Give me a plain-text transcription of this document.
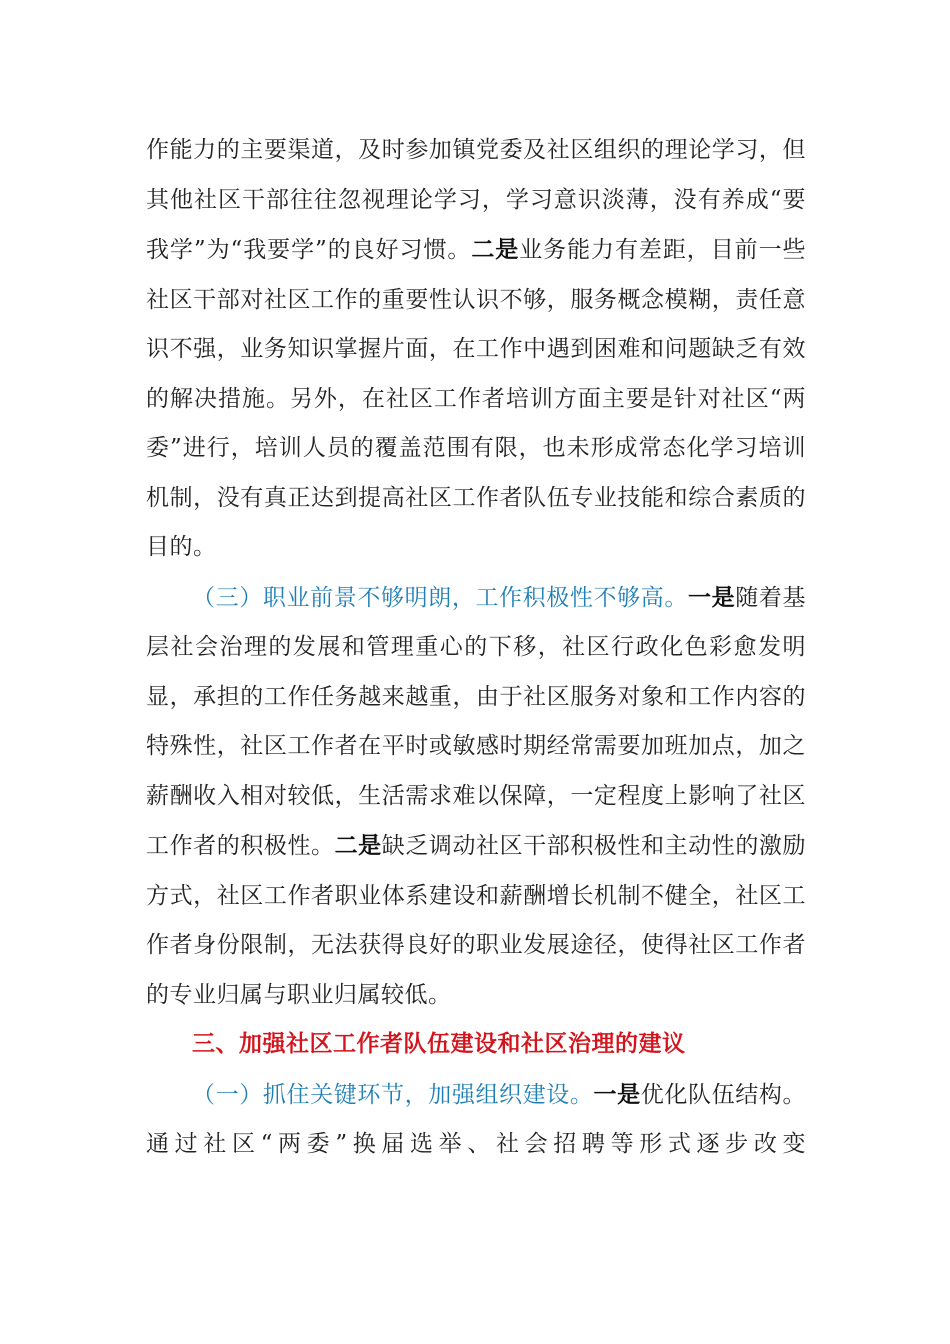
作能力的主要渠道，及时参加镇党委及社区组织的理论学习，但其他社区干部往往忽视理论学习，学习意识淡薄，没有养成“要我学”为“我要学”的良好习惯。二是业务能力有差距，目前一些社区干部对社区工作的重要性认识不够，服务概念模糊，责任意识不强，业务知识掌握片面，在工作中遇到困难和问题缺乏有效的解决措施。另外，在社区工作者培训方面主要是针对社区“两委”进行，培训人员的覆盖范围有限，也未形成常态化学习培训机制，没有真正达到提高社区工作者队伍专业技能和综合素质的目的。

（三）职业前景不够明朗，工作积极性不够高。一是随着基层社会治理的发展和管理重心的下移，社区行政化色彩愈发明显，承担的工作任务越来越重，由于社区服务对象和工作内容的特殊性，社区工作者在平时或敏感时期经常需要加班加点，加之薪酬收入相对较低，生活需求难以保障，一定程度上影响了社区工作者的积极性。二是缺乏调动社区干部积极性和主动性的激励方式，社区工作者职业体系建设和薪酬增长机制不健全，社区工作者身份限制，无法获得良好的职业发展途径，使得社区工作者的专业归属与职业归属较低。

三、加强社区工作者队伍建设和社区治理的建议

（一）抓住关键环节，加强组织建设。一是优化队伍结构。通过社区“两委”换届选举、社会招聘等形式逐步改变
****
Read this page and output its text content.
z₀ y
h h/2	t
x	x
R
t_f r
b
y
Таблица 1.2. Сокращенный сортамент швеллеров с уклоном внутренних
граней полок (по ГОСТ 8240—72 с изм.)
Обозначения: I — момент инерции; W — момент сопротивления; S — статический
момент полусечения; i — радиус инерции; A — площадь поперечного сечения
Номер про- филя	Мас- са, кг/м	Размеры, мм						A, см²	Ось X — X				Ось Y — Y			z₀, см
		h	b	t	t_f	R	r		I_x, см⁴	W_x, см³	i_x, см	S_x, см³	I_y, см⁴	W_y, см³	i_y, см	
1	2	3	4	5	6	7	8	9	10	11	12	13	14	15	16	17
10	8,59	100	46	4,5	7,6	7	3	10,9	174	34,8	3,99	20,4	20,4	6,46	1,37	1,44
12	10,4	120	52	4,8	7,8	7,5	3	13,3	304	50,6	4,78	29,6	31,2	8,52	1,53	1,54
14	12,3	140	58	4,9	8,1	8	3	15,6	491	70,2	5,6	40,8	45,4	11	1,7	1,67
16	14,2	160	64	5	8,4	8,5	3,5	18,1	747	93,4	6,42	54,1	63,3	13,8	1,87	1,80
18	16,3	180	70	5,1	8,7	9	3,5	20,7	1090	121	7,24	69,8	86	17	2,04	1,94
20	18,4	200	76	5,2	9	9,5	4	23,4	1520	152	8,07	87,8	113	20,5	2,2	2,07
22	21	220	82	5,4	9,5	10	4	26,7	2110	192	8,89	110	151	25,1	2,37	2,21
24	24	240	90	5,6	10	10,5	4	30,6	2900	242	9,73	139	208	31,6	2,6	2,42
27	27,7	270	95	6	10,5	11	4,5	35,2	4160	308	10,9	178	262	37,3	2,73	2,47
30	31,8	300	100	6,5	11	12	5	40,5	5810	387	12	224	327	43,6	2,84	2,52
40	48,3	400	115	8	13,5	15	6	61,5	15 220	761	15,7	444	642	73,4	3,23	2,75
****
Objective
Copy each line of the listing that contains the string "инерции".

Result of this task
Обозначения: I — момент инерции; W — момент сопротивления; S — статический
момент полусечения; i — радиус инерции; A — площадь поперечного сечения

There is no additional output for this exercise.